**Supplied text:**
□ □ □ □ □
On Wednesday, CEO Rishit Jhunjhunwala (pictured above) took to X to publicly challenge the Telecom Regulatory Authority of India (TRAI), accusing the watchdog of preventing Truecaller from displaying community-reported spam information for calls from the country’s dedicated 1400 and 1600 number series, a restriction he said had enabled abuse of those numbers and eroded trust in legitimate business calls.

The dispute stems from a framework introduced in 2024 under which India’s telecom authorities designated the 1400 and 1600 number series for commercial communications, with businesses using the former for telemarketing calls and the latter for service- and transaction-related calls. TRAI later mandated the migration to the dedicated numbering series, saying the move would help consumers identify legitimate business communications and curb spam and scam calls.

The framework was rolled out amid growing concerns over spam and scam calls in India, one of the world’s largest telecom markets, where regulators and telecom operators have rolled out multiple measures to curb fraudulent communications. Last year, the Indian communications ministry said authorities disconnected more than 2.1 million fraudulent mobile numbers and took action against more than 100,000 entities over the preceding year, underscoring the scale of the challenge.

Jhunjhunwala argued the policy has produced unintended consequences. Citing internal company data, he said consumers have increasingly lost trust in the designated number series, with Truecaller users ignoring 81% of calls from the 1400 series and 79% from the 1600 series over the past eight months. During the same period, users manually blocked 74 million calls from the two number series, while daily blocking actions against 1600-series numbers have more than tripled since October 2025, he said.

Unable to mark those numbers as spam, Truecaller instead introduced a “Frequently Blocked” badge to alert users when a number from the designated series has been blocked by many people.
□ □ □ □ □
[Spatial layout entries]
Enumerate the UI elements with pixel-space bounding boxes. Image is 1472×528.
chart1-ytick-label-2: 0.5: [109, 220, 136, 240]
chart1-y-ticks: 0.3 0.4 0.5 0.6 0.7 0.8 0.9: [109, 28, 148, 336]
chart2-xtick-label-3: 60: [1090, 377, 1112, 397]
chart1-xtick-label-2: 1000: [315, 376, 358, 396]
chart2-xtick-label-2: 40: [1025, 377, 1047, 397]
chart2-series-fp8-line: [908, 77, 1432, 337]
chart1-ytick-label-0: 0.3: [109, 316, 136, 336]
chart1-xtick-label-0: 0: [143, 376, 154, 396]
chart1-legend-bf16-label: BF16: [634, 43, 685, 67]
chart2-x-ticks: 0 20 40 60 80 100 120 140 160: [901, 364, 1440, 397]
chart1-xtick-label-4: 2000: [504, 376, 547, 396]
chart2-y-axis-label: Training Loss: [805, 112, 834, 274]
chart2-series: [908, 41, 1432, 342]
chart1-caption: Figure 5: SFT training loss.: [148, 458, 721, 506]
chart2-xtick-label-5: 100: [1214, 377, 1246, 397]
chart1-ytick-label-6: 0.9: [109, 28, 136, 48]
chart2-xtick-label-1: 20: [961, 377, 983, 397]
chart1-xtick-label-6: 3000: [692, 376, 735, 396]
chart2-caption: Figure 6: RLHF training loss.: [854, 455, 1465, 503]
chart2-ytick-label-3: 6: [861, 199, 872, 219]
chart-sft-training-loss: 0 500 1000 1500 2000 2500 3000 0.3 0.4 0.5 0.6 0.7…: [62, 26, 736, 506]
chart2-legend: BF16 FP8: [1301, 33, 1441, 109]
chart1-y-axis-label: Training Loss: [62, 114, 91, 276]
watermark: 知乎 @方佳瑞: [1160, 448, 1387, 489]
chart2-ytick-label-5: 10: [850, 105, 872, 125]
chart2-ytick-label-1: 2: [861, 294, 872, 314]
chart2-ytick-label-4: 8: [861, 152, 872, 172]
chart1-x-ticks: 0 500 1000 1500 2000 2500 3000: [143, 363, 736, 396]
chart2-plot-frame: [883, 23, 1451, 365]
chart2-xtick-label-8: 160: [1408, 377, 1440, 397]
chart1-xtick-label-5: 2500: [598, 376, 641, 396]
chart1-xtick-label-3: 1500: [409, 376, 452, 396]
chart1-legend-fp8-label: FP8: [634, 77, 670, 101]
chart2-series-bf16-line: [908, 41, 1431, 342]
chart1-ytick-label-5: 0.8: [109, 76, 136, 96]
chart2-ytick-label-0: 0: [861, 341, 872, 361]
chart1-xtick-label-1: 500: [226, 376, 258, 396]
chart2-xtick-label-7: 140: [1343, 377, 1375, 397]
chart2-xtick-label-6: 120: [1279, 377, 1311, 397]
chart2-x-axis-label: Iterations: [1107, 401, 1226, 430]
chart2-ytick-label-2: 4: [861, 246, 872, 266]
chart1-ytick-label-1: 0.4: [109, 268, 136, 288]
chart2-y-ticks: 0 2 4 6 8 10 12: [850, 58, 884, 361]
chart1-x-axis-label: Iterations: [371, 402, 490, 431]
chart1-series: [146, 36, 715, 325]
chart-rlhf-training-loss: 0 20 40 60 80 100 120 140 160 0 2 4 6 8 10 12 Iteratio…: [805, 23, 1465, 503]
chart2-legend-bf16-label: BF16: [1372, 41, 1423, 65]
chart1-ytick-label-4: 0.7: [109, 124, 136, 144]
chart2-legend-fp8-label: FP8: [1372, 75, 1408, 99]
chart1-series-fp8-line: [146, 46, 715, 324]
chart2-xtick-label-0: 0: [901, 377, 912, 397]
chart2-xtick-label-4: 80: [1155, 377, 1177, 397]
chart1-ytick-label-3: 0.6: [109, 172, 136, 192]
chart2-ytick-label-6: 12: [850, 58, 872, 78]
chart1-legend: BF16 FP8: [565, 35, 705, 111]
□ □ □ □ □
**Complete the following:**
**A.** According to the passage on Truecaller and TRAI, why did Truecaller introduce the "Frequently Blocked" badge?
**B.** From the passage on Truecaller and TRAI, quote the stretch from "Unable to mark" through "by many people.".

**Exercise results:**
**A.** Truecaller was unable to mark numbers from the 1400 and 1600 series as spam. The badge was its alternative, alerting users when a number from those series has been blocked by many people.

**B.**
Unable to mark those numbers as spam, Truecaller instead introduced a “Frequently Blocked” badge to alert users when a number from the designated series has been blocked by many people.